» **Passage provided**:
☆ ☆ ☆ ☆ ☆ ☆ ☆
Longtime coach Nalin Sood says there’s no secret formula behind the lockdown defenses his Mountlake Terrace High School boys basketball program churns out year after year.
No magic dust or magic words.
Just plenty of dedication, pride and good old-fashioned hard work.
“I don’t have magic dust in my pocket that I can just sprinkle and say ‘great defense,’” Sood said. “It’s work — day in and day out. It’s not easy. But when it works, it’s the best feeling in the world.
“And these kids this year have really, really bought in to it. … It’s just really a credit to the kids.”
The Hawks have once again leaned on their strong defense this season, limiting opponents to just 49.2 points per game. They’ve held 16 of their 19 opponents to fewer than 60 points — including four teams below 40 points and two below 30.
Their defense is a major reason why they’ve won 16 of their past 17 games. It’s a major reason why they captured the Class 3A District 1 Tournament title last week. And it’s a major reason why they’re headed to state for the 10th time in the past 13 full-length seasons.
No. 9 seed Mountlake Terrace (17-2) faces No. 16 seed Kelso (15-8) in a 3A loser-out state regional game Saturday morning at Jackson High School, with the winner advancing to next week’s Hardwood Classic in the Tacoma Dome.
“It’s something that has been a staple and the standard at Terrace for as long as I can remember,” Hawks senior guard Vito Mkrtychyan said. “Day one at tryouts, the first day, we’re working on defensive drills. So it’s really not a surprise to see the results after each game.”
Sood said hard-nosed man-to-man defense has been a program centerpiece ever since longtime coach Roger Ottmar was at the helm.
Sood played for Ottmar at Mountlake Terrace and then coached under him as an assistant for 13 seasons before taking over as the Hawks’ head coach in 2000. Both coaches are now in the Washington Interscholastic Basketball Coaches Association’s Hall of Fame.
“It’s coach Ottmar’s defensive philosophy (and) defensive system,” Sood said. “He was a man-to-man coach. I learned that from him and it’s just something that we’ve maintained.
“And fortunately the kids have really bought into it, and we’ve been able to sustain that for a long time.”
They sure have.
The Hawks have held opponents to 53 points per game or fewer in each of the past 12 seasons.
And this winter, Mountlake Terrace led Wesco 3A/2A in scoring defense for the third time in the past four full seasons. The Hawks yielded just 47.8 points per game in conference play — which was 5.3 points per game fewer than the next-closest team in the 16-team league.
“Through the program, there’s a sense of accountability with what we do defensively,” Sood said. “We’re a man-to-man program from varsity all the way down to ‘C’ team. And then in our feeder program, we try to promote that also.
“The kids take a lot of pride in it,” he added. “… Through our program, the older kids really instill that in the younger kids.”
Part of that pride comes from the nature of playing man-to-man defense, as opposed to zone.
☆ ☆ ☆ ☆ ☆ ☆ ☆
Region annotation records
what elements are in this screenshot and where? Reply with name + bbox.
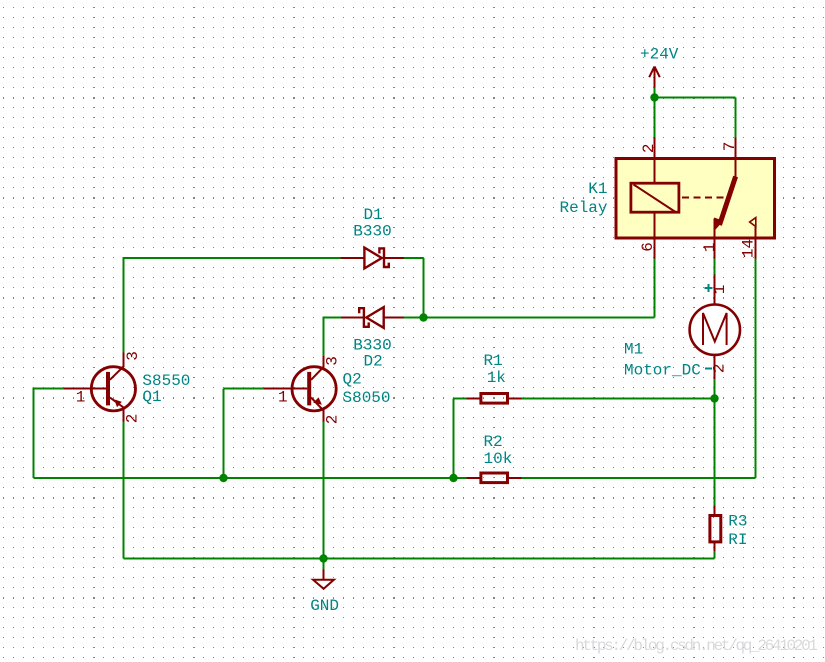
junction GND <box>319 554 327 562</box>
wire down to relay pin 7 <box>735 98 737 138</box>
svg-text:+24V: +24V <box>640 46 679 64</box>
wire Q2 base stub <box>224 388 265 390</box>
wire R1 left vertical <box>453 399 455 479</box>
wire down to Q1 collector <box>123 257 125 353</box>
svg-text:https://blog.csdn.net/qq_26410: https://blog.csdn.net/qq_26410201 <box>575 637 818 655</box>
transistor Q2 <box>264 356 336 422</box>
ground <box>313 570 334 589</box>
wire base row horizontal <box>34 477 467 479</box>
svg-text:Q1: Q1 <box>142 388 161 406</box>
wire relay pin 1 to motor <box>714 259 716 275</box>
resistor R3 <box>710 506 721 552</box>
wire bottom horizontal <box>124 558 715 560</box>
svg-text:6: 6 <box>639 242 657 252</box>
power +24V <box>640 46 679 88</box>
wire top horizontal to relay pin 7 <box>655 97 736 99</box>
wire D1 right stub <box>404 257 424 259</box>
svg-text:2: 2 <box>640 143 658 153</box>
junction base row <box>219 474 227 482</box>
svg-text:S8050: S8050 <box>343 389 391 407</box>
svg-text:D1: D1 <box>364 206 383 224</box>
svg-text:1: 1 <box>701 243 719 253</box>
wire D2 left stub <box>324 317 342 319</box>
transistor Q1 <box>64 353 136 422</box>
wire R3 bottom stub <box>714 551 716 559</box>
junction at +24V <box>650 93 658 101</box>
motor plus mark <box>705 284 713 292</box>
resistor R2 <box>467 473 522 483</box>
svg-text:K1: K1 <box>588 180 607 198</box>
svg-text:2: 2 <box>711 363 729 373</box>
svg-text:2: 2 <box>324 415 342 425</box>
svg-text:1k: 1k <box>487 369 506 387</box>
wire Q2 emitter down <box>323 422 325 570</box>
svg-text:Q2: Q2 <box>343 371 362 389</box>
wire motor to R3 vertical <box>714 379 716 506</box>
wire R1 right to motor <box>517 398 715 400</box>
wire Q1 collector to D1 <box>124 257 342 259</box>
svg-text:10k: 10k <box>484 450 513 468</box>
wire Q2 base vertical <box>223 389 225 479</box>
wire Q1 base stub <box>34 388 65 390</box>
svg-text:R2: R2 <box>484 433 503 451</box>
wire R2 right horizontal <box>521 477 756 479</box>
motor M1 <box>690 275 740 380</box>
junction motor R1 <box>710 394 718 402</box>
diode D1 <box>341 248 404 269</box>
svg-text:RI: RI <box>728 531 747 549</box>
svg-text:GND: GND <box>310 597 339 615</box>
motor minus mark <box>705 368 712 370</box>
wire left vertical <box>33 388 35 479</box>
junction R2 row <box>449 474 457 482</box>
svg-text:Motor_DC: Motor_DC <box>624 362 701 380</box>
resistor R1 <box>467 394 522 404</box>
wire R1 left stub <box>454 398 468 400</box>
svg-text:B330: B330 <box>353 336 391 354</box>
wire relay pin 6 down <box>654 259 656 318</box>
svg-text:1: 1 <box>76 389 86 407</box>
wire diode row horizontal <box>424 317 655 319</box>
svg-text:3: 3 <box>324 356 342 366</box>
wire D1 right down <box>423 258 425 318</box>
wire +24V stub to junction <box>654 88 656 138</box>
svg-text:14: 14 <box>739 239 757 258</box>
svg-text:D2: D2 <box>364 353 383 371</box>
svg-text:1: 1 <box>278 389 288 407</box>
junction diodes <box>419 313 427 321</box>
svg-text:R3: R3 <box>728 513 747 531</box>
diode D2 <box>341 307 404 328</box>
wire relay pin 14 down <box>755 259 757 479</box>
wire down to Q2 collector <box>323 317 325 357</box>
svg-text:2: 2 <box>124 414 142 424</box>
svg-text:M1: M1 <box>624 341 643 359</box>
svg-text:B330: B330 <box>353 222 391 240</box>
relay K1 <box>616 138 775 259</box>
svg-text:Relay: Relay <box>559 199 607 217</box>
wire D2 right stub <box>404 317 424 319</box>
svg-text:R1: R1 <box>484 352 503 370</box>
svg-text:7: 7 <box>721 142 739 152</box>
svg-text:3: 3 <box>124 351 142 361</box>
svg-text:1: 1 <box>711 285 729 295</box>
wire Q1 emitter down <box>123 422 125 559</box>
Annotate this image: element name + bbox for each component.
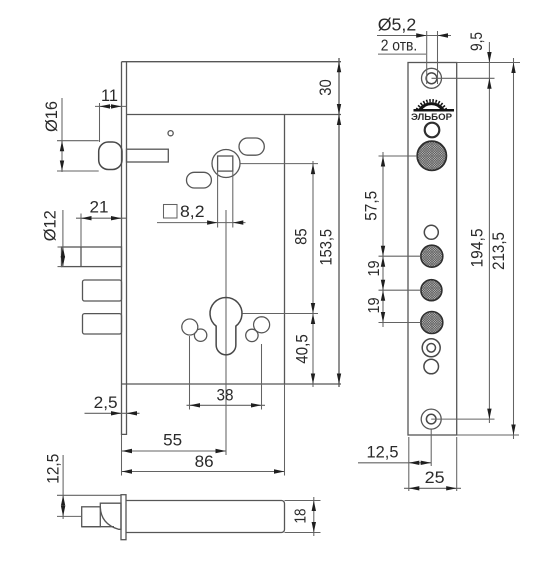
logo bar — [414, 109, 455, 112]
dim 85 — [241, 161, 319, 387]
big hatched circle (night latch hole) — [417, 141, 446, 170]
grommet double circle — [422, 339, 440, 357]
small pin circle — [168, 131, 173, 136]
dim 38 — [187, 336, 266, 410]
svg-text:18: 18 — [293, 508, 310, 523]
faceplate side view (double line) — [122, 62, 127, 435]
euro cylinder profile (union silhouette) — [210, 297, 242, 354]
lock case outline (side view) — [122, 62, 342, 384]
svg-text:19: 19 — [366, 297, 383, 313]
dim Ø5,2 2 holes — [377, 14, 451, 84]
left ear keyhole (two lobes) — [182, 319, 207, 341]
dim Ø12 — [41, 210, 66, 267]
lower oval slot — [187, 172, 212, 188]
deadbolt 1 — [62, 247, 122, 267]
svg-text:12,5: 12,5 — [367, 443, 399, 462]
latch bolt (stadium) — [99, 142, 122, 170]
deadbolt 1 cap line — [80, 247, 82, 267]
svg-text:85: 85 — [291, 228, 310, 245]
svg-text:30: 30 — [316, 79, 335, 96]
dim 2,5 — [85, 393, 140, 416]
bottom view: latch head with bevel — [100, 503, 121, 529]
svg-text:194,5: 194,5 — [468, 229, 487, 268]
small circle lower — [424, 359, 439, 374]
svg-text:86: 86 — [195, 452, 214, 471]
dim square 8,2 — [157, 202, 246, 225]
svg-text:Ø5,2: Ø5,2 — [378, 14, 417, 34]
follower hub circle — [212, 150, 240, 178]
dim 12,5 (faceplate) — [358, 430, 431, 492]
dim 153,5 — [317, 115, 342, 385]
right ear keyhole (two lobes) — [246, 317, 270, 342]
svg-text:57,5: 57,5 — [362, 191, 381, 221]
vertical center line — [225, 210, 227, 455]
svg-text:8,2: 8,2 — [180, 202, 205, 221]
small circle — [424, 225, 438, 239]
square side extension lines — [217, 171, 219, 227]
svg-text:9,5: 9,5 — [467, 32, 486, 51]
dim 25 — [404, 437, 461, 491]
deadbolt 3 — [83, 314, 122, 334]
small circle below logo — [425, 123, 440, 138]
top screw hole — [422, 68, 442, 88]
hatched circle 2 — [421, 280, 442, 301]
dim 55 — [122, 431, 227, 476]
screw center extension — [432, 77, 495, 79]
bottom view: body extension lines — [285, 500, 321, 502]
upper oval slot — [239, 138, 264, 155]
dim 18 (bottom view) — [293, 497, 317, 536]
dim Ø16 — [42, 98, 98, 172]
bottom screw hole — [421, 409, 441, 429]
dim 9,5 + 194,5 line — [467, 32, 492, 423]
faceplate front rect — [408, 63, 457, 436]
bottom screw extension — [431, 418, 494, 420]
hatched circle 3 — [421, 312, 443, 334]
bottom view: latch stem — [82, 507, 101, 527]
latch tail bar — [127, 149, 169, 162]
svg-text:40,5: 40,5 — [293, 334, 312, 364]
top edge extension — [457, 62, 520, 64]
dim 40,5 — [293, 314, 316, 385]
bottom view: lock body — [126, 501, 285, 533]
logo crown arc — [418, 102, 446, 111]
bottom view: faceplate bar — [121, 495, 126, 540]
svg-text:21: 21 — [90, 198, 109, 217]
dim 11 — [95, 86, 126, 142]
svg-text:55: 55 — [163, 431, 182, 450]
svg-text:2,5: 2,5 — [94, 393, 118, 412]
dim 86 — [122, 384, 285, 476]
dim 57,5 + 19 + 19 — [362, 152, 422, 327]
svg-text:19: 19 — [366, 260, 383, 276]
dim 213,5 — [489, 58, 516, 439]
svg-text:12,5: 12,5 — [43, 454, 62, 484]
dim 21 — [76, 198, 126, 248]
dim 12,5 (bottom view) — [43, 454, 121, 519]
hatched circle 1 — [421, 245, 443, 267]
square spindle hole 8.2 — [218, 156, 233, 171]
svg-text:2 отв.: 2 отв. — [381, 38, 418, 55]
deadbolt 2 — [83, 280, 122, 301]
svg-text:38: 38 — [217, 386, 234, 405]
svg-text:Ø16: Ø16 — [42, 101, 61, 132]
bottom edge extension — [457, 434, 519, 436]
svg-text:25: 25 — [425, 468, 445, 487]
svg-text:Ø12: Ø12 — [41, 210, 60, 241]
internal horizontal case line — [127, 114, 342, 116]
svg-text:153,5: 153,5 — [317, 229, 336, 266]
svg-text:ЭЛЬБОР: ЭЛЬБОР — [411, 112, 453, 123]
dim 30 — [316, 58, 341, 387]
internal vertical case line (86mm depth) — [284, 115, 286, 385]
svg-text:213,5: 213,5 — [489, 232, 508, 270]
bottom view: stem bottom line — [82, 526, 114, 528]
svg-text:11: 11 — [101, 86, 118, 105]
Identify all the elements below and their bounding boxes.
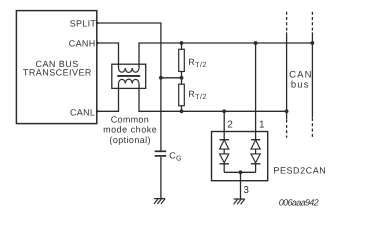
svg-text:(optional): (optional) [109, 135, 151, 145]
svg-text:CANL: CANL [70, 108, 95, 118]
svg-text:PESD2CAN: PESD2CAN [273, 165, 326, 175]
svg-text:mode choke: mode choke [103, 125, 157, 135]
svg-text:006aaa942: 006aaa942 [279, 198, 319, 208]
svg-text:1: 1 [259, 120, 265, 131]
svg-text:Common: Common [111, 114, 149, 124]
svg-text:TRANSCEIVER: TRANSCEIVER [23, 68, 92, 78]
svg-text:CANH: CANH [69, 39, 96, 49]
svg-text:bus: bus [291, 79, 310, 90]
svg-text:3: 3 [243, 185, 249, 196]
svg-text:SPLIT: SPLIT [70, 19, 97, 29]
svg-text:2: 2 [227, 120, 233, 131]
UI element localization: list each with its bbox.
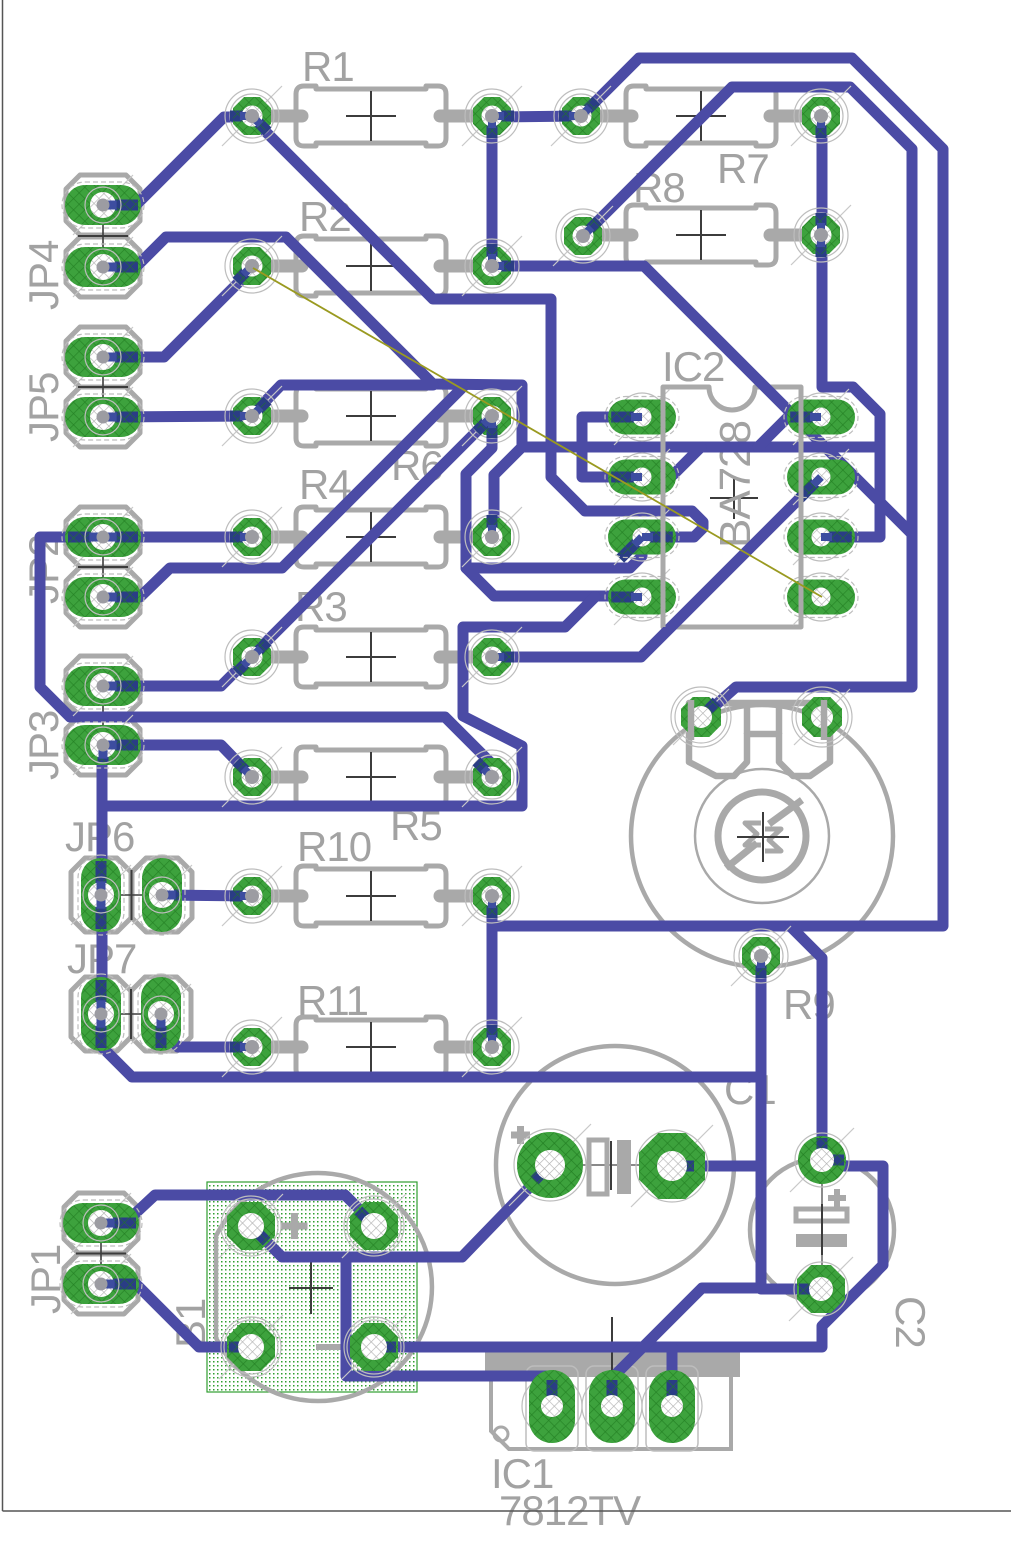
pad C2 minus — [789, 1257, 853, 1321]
☆ ☆ ☆ ☆ ☆ ☆ ☆
» **Written exercise 1**: In the listing, take the lines from the one with "logo bar — [414, 109, 455, 112]" to the one with "small circle — [424, 225, 438, 239]" and switch every "circle" to "ring". Return only those lines.
» **Written exercise 2**: Continue the article on Mountlake Terrace's basketball defense from the point where it stops.

» **Task answer 1**:
logo bar — [414, 109, 455, 112]
dim 85 — [241, 161, 319, 387]
big hatched ring (night latch hole) — [417, 141, 446, 170]
grommet double ring — [422, 339, 440, 357]
small pin ring — [168, 131, 173, 136]
dim 38 — [187, 336, 266, 410]
svg-text:18: 18 — [293, 508, 310, 523]
faceplate side view (double line) — [122, 62, 127, 435]
euro cylinder profile (union silhouette) — [210, 297, 242, 354]
lock case outline (side view) — [122, 62, 342, 384]
svg-text:19: 19 — [366, 297, 383, 313]
dim Ø5,2 2 holes — [377, 14, 451, 84]
left ear keyhole (two lobes) — [182, 319, 207, 341]
dim Ø12 — [41, 210, 66, 267]
lower oval slot — [187, 172, 212, 188]
deadbolt 1 — [62, 247, 122, 267]
svg-text:12,5: 12,5 — [367, 443, 399, 462]
latch bolt (stadium) — [99, 142, 122, 170]
deadbolt 1 cap line — [80, 247, 82, 267]
svg-text:85: 85 — [291, 228, 310, 245]
svg-text:30: 30 — [316, 79, 335, 96]
dim 2,5 — [85, 393, 140, 416]
bottom view: latch head with bevel — [100, 503, 121, 529]
svg-text:194,5: 194,5 — [468, 229, 487, 268]
small ring lower — [424, 359, 439, 374]
svg-text:86: 86 — [195, 452, 214, 471]
dim square 8,2 — [157, 202, 246, 225]
svg-text:Ø5,2: Ø5,2 — [378, 14, 417, 34]
follower hub ring — [212, 150, 240, 178]
dim 12,5 (faceplate) — [358, 430, 431, 492]
dim 153,5 — [317, 115, 342, 385]
right ear keyhole (two lobes) — [246, 317, 270, 342]
svg-text:57,5: 57,5 — [362, 191, 381, 221]
vertical center line — [225, 210, 227, 455]
svg-text:8,2: 8,2 — [180, 202, 205, 221]
small ring — [424, 225, 438, 239]

» **Task answer 2**:
“Having that pride in locking up (an opponent) is what all of us like to do,” Mountlake Terrace senior guard Jeffrey Anyimah said. “If you win a game through zone defensively, yeah, you feel good. You won the game. But when you lock a team up man-to-man and you win that game, it feels so much better. It’s 10 times the feeling.”
“It’s kind of like a mano y mano type (of) thing,” Mkrtychyan added. “You’ve gotta take pride in that.”
The Hawks also take pride in reaching specific goals on defense. Every game, they set target point totals that they want to hold their opponent or certain opposing players to.
They definitely met their defensive goals in last week’s district semifinal, when they shut down Arlington’s high-powered attack in a state-clinching win. Mountlake Terrace limited the Eagles to just 46 points, which was 24 points below their season average.
“We promote and celebrate the defensive accomplishments,” Sood said. “… When we watch the game on tape and go through our stats, we’re gonna acknowledge the defensive stats more so than the offensive stats.”
The Hawks also use their defense to create transition opportunities, as they did against Arlington last week when they forced a number of turnovers that led to fastbreak baskets.
“When we get running, I don’t think anyone can stop us,” Mkrtychyan said. “It’s definitely a big part of our game.”
And on the offensive end, Mountlake Terrace is led by a talented playmaker in Anyimah.
The standout 5-foot-11 guard averages 14 points per game and possesses a well-rounded scoring arsenal, which was on full display during his 24-point performance against Arlington last week. He smoothly sank mid-range jump shots, used his speed and athleticism to weave through the defense, and showed physicality while finishing strong at the rim.
“Jeffrey’s work ethic is second to none,” Sood said. “Jeffrey’s passion for basketball is second to none. And he’s a great leader for his teammates.
“He’s gonna go down as one of our all-time greats,” Sood added. “I’ll fully realize next year how much I miss a kid like Jeffrey.”
Sophomore forward Zaveon Jones — a 6-foot-1, 230-pound running back on Mountlake Terrace’s football team — is another impact player for the Hawks. He averages 13.3 points per game and is a tough matchup inside with his combination of strength and agility.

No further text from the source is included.